STATED TASK: Every line below must be reproduced exactly. Copy them all.

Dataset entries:

»»

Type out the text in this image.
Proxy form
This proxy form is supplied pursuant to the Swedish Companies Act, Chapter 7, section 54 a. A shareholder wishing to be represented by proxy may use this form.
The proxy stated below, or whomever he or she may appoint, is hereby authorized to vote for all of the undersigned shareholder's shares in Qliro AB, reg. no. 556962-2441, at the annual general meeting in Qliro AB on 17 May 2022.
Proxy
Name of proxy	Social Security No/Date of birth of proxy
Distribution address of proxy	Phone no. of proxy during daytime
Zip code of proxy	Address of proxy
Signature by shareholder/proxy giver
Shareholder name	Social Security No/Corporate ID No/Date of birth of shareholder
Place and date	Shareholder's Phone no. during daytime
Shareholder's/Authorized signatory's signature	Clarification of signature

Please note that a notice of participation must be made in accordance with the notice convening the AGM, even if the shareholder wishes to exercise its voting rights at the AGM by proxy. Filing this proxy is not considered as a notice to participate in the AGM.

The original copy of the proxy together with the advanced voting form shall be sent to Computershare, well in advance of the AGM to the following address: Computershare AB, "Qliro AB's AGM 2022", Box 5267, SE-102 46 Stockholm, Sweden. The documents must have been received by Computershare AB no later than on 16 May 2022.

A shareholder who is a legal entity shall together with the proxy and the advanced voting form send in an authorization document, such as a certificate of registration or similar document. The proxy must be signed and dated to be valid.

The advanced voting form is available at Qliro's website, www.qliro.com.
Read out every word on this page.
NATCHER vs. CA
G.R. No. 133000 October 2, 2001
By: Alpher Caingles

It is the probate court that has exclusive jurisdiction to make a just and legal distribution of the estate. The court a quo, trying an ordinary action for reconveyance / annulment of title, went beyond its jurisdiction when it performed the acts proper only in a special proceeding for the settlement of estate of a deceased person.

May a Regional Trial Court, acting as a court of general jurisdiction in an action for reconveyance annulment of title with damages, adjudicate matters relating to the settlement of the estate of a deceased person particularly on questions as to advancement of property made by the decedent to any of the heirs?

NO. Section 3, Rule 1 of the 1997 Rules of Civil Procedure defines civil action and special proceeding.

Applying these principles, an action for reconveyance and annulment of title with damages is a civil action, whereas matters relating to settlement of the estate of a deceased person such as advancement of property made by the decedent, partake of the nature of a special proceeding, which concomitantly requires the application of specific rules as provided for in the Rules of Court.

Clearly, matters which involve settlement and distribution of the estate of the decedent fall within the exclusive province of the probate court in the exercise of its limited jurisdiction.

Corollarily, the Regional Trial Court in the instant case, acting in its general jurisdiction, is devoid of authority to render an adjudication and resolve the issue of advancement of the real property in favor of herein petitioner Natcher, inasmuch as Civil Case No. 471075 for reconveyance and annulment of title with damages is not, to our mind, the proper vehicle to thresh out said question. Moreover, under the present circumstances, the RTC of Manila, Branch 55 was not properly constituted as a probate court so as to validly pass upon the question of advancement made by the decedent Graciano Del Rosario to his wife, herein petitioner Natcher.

««

SOLUTION TO THE PROBLEM:
Type out the text in this image.
Proxy form
This proxy form is supplied pursuant to the Swedish Companies Act, Chapter 7, section 54 a. A shareholder wishing to be represented by proxy may use this form.
The proxy stated below, or whomever he or she may appoint, is hereby authorized to vote for all of the undersigned shareholder's shares in Qliro AB, reg. no. 556962-2441, at the annual general meeting in Qliro AB on 17 May 2022.
Proxy
Name of proxy	Social Security No/Date of birth of proxy
Distribution address of proxy	Phone no. of proxy during daytime
Zip code of proxy	Address of proxy
Signature by shareholder/proxy giver
Shareholder name	Social Security No/Corporate ID No/Date of birth of shareholder
Place and date	Shareholder's Phone no. during daytime
Shareholder's/Authorized signatory's signature	Clarification of signature

Please note that a notice of participation must be made in accordance with the notice convening the AGM, even if the shareholder wishes to exercise its voting rights at the AGM by proxy. Filing this proxy is not considered as a notice to participate in the AGM.

The original copy of the proxy together with the advanced voting form shall be sent to Computershare, well in advance of the AGM to the following address: Computershare AB, "Qliro AB's AGM 2022", Box 5267, SE-102 46 Stockholm, Sweden. The documents must have been received by Computershare AB no later than on 16 May 2022.

A shareholder who is a legal entity shall together with the proxy and the advanced voting form send in an authorization document, such as a certificate of registration or similar document. The proxy must be signed and dated to be valid.

The advanced voting form is available at Qliro's website, www.qliro.com.
Read out every word on this page.
NATCHER vs. CA
G.R. No. 133000 October 2, 2001
By: Alpher Caingles

It is the probate court that has exclusive jurisdiction to make a just and legal distribution of the estate. The court a quo, trying an ordinary action for reconveyance / annulment of title, went beyond its jurisdiction when it performed the acts proper only in a special proceeding for the settlement of estate of a deceased person.

May a Regional Trial Court, acting as a court of general jurisdiction in an action for reconveyance annulment of title with damages, adjudicate matters relating to the settlement of the estate of a deceased person particularly on questions as to advancement of property made by the decedent to any of the heirs?

NO. Section 3, Rule 1 of the 1997 Rules of Civil Procedure defines civil action and special proceeding.

Applying these principles, an action for reconveyance and annulment of title with damages is a civil action, whereas matters relating to settlement of the estate of a deceased person such as advancement of property made by the decedent, partake of the nature of a special proceeding, which concomitantly requires the application of specific rules as provided for in the Rules of Court.

Clearly, matters which involve settlement and distribution of the estate of the decedent fall within the exclusive province of the probate court in the exercise of its limited jurisdiction.

Corollarily, the Regional Trial Court in the instant case, acting in its general jurisdiction, is devoid of authority to render an adjudication and resolve the issue of advancement of the real property in favor of herein petitioner Natcher, inasmuch as Civil Case No. 471075 for reconveyance and annulment of title with damages is not, to our mind, the proper vehicle to thresh out said question. Moreover, under the present circumstances, the RTC of Manila, Branch 55 was not properly constituted as a probate court so as to validly pass upon the question of advancement made by the decedent Graciano Del Rosario to his wife, herein petitioner Natcher.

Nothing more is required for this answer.